--- EXTRACTED ENTRIES ---

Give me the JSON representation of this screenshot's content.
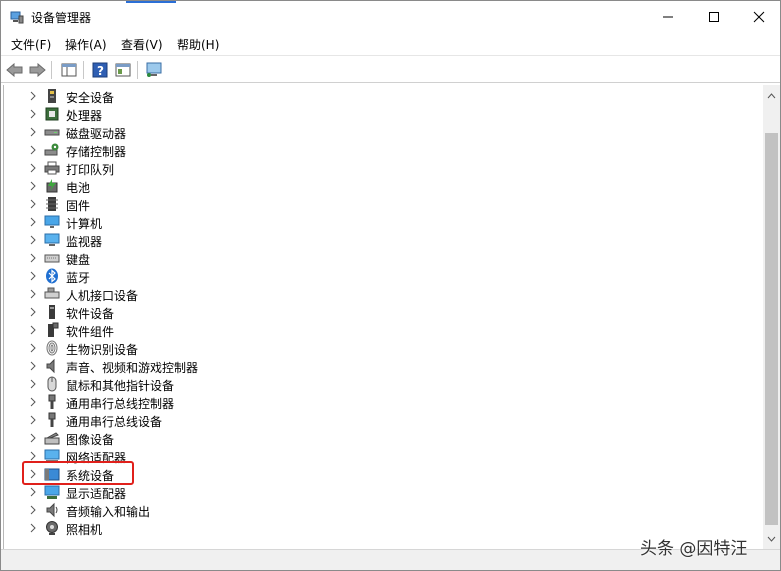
{
  "window": {
    "title": "设备管理器"
  },
  "menu": [
    {
      "label": "文件(F)"
    },
    {
      "label": "操作(A)"
    },
    {
      "label": "查看(V)"
    },
    {
      "label": "帮助(H)"
    }
  ],
  "tree": {
    "items": [
      {
        "label": "安全设备",
        "icon": "security-chip-icon"
      },
      {
        "label": "处理器",
        "icon": "processor-icon"
      },
      {
        "label": "磁盘驱动器",
        "icon": "disk-drive-icon"
      },
      {
        "label": "存储控制器",
        "icon": "storage-controller-icon"
      },
      {
        "label": "打印队列",
        "icon": "printer-icon"
      },
      {
        "label": "电池",
        "icon": "battery-icon"
      },
      {
        "label": "固件",
        "icon": "firmware-icon"
      },
      {
        "label": "计算机",
        "icon": "computer-icon"
      },
      {
        "label": "监视器",
        "icon": "monitor-icon"
      },
      {
        "label": "键盘",
        "icon": "keyboard-icon"
      },
      {
        "label": "蓝牙",
        "icon": "bluetooth-icon"
      },
      {
        "label": "人机接口设备",
        "icon": "hid-icon"
      },
      {
        "label": "软件设备",
        "icon": "software-device-icon"
      },
      {
        "label": "软件组件",
        "icon": "software-component-icon"
      },
      {
        "label": "生物识别设备",
        "icon": "fingerprint-icon"
      },
      {
        "label": "声音、视频和游戏控制器",
        "icon": "speaker-icon"
      },
      {
        "label": "鼠标和其他指针设备",
        "icon": "mouse-icon"
      },
      {
        "label": "通用串行总线控制器",
        "icon": "usb-icon"
      },
      {
        "label": "通用串行总线设备",
        "icon": "usb-icon"
      },
      {
        "label": "图像设备",
        "icon": "camera-icon"
      },
      {
        "label": "网络适配器",
        "icon": "network-icon"
      },
      {
        "label": "系统设备",
        "icon": "system-device-icon"
      },
      {
        "label": "显示适配器",
        "icon": "display-adapter-icon"
      },
      {
        "label": "音频输入和输出",
        "icon": "audio-io-icon"
      },
      {
        "label": "照相机",
        "icon": "webcam-icon"
      }
    ]
  },
  "highlight_color": "#e0201b",
  "watermark": "头条 @因特汪"
}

---

- DO THIS
Copy the records above exactly, omitting every picture.

- SOLUTION TO THIS EXERCISE
Give me the JSON representation of this screenshot's content.
{
  "window": {
    "title": "设备管理器"
  },
  "menu": [
    {
      "label": "文件(F)"
    },
    {
      "label": "操作(A)"
    },
    {
      "label": "查看(V)"
    },
    {
      "label": "帮助(H)"
    }
  ],
  "tree": {
    "items": [
      {
        "label": "安全设备",
        "icon": "security-chip-icon"
      },
      {
        "label": "处理器",
        "icon": "processor-icon"
      },
      {
        "label": "磁盘驱动器",
        "icon": "disk-drive-icon"
      },
      {
        "label": "存储控制器",
        "icon": "storage-controller-icon"
      },
      {
        "label": "打印队列",
        "icon": "printer-icon"
      },
      {
        "label": "电池",
        "icon": "battery-icon"
      },
      {
        "label": "固件",
        "icon": "firmware-icon"
      },
      {
        "label": "计算机",
        "icon": "computer-icon"
      },
      {
        "label": "监视器",
        "icon": "monitor-icon"
      },
      {
        "label": "键盘",
        "icon": "keyboard-icon"
      },
      {
        "label": "蓝牙",
        "icon": "bluetooth-icon"
      },
      {
        "label": "人机接口设备",
        "icon": "hid-icon"
      },
      {
        "label": "软件设备",
        "icon": "software-device-icon"
      },
      {
        "label": "软件组件",
        "icon": "software-component-icon"
      },
      {
        "label": "生物识别设备",
        "icon": "fingerprint-icon"
      },
      {
        "label": "声音、视频和游戏控制器",
        "icon": "speaker-icon"
      },
      {
        "label": "鼠标和其他指针设备",
        "icon": "mouse-icon"
      },
      {
        "label": "通用串行总线控制器",
        "icon": "usb-icon"
      },
      {
        "label": "通用串行总线设备",
        "icon": "usb-icon"
      },
      {
        "label": "图像设备",
        "icon": "camera-icon"
      },
      {
        "label": "网络适配器",
        "icon": "network-icon"
      },
      {
        "label": "系统设备",
        "icon": "system-device-icon"
      },
      {
        "label": "显示适配器",
        "icon": "display-adapter-icon"
      },
      {
        "label": "音频输入和输出",
        "icon": "audio-io-icon"
      },
      {
        "label": "照相机",
        "icon": "webcam-icon"
      }
    ]
  },
  "highlight_color": "#e0201b",
  "watermark": "头条 @因特汪"
}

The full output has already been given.